The entries below should be given again exactly, minus their pictures.

Data records
• • • • • • •

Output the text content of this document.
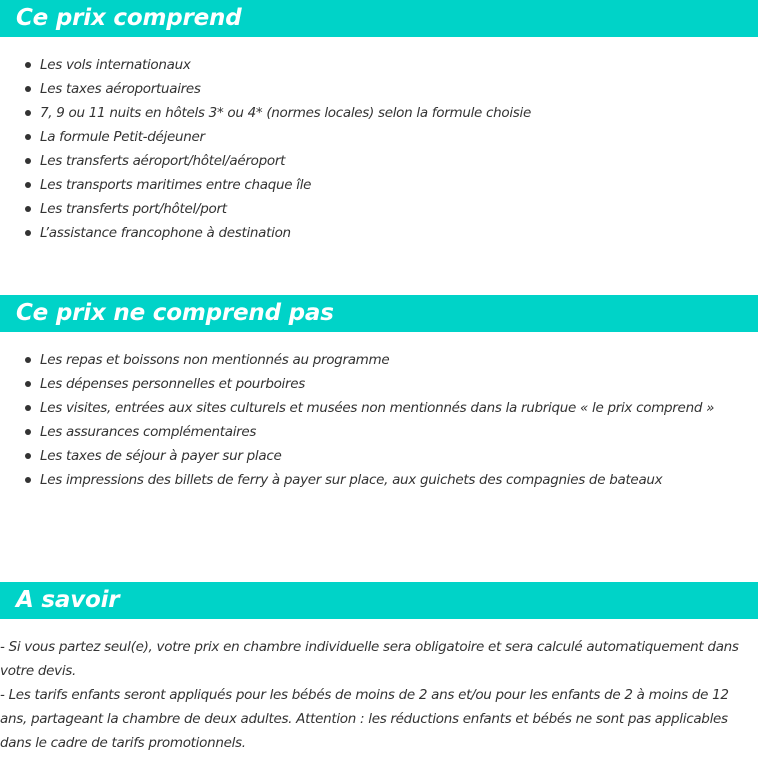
Ce prix comprend
Les vols internationaux
Les taxes aéroportuaires
7, 9 ou 11 nuits en hôtels 3* ou 4* (normes locales) selon la formule choisie
La formule Petit-déjeuner
Les transferts aéroport/hôtel/aéroport
Les transports maritimes entre chaque île
Les transferts port/hôtel/port
L’assistance francophone à destination
Ce prix ne comprend pas
Les repas et boissons non mentionnés au programme
Les dépenses personnelles et pourboires
Les visites, entrées aux sites culturels et musées non mentionnés dans la rubrique « le prix comprend »
Les assurances complémentaires
Les taxes de séjour à payer sur place
Les impressions des billets de ferry à payer sur place, aux guichets des compagnies de bateaux
A savoir

- Si vous partez seul(e), votre prix en chambre individuelle sera obligatoire et sera calculé automatiquement dans votre devis.

- Les tarifs enfants seront appliqués pour les bébés de moins de 2 ans et/ou pour les enfants de 2 à moins de 12 ans, partageant la chambre de deux adultes. Attention : les réductions enfants et bébés ne sont pas applicables dans le cadre de tarifs promotionnels.
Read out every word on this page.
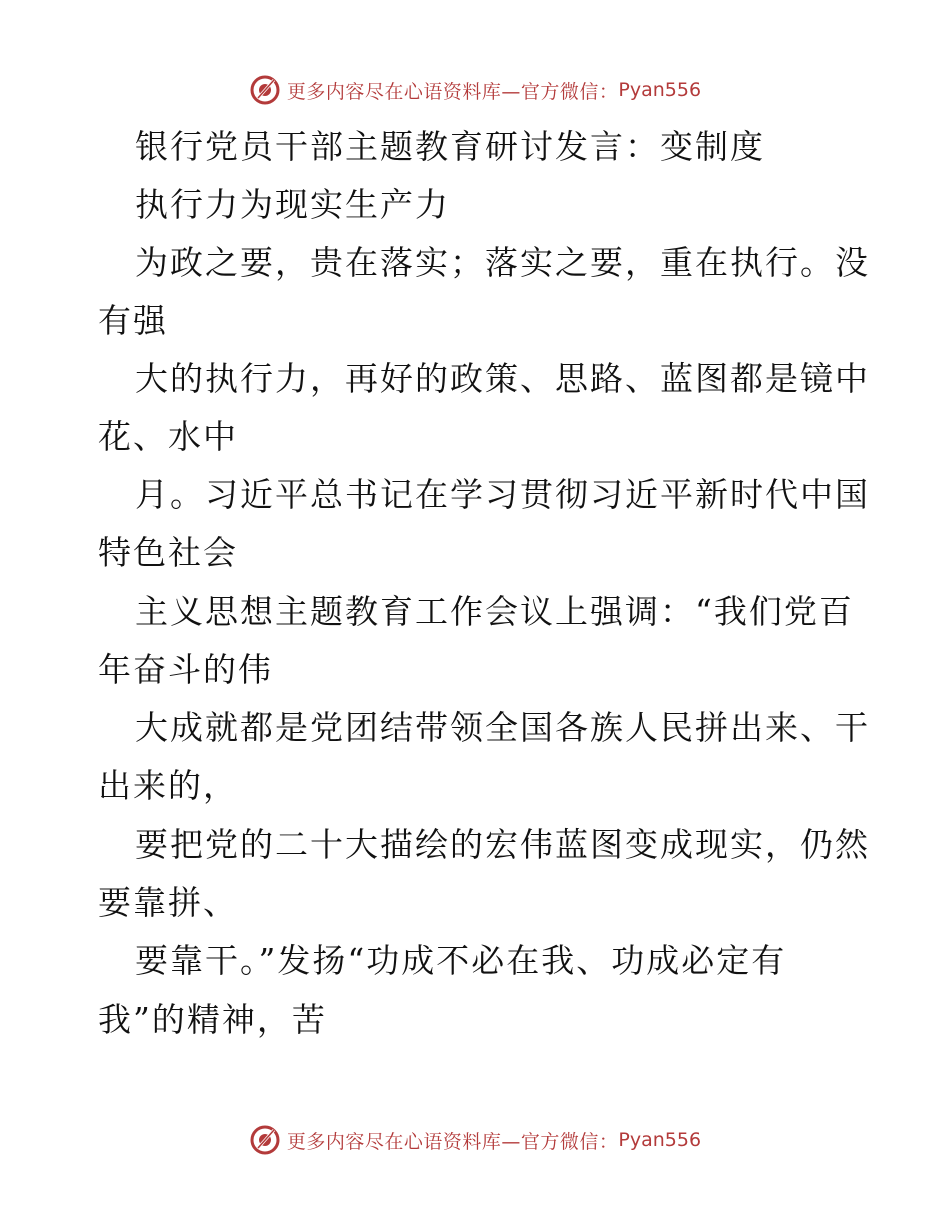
更多内容尽在心语资料库—官方微信： Pyan556

银行党员干部主题教育研讨发言：变制度

执行力为现实生产力

为政之要，贵在落实；落实之要，重在执行。没

有强

大的执行力，再好的政策、思路、蓝图都是镜中

花、水中

月。习近平总书记在学习贯彻习近平新时代中国

特色社会

主义思想主题教育工作会议上强调：“我们党百

年奋斗的伟

大成就都是党团结带领全国各族人民拼出来、干

出来的，

要把党的二十大描绘的宏伟蓝图变成现实，仍然

要靠拼、

要靠干。”发扬“功成不必在我、功成必定有

我”的精神，苦

更多内容尽在心语资料库—官方微信： Pyan556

• • • • • • •

__Solution to this exercise__.
Output the text content of this document.
Ce prix comprend
Les vols internationaux
Les taxes aéroportuaires
7, 9 ou 11 nuits en hôtels 3* ou 4* (normes locales) selon la formule choisie
La formule Petit-déjeuner
Les transferts aéroport/hôtel/aéroport
Les transports maritimes entre chaque île
Les transferts port/hôtel/port
L’assistance francophone à destination
Ce prix ne comprend pas
Les repas et boissons non mentionnés au programme
Les dépenses personnelles et pourboires
Les visites, entrées aux sites culturels et musées non mentionnés dans la rubrique « le prix comprend »
Les assurances complémentaires
Les taxes de séjour à payer sur place
Les impressions des billets de ferry à payer sur place, aux guichets des compagnies de bateaux
A savoir

- Si vous partez seul(e), votre prix en chambre individuelle sera obligatoire et sera calculé automatiquement dans votre devis.

- Les tarifs enfants seront appliqués pour les bébés de moins de 2 ans et/ou pour les enfants de 2 à moins de 12 ans, partageant la chambre de deux adultes. Attention : les réductions enfants et bébés ne sont pas applicables dans le cadre de tarifs promotionnels.
Read out every word on this page.
更多内容尽在心语资料库—官方微信： Pyan556

银行党员干部主题教育研讨发言：变制度

执行力为现实生产力

为政之要，贵在落实；落实之要，重在执行。没

有强

大的执行力，再好的政策、思路、蓝图都是镜中

花、水中

月。习近平总书记在学习贯彻习近平新时代中国

特色社会

主义思想主题教育工作会议上强调：“我们党百

年奋斗的伟

大成就都是党团结带领全国各族人民拼出来、干

出来的，

要把党的二十大描绘的宏伟蓝图变成现实，仍然

要靠拼、

要靠干。”发扬“功成不必在我、功成必定有

我”的精神，苦

更多内容尽在心语资料库—官方微信： Pyan556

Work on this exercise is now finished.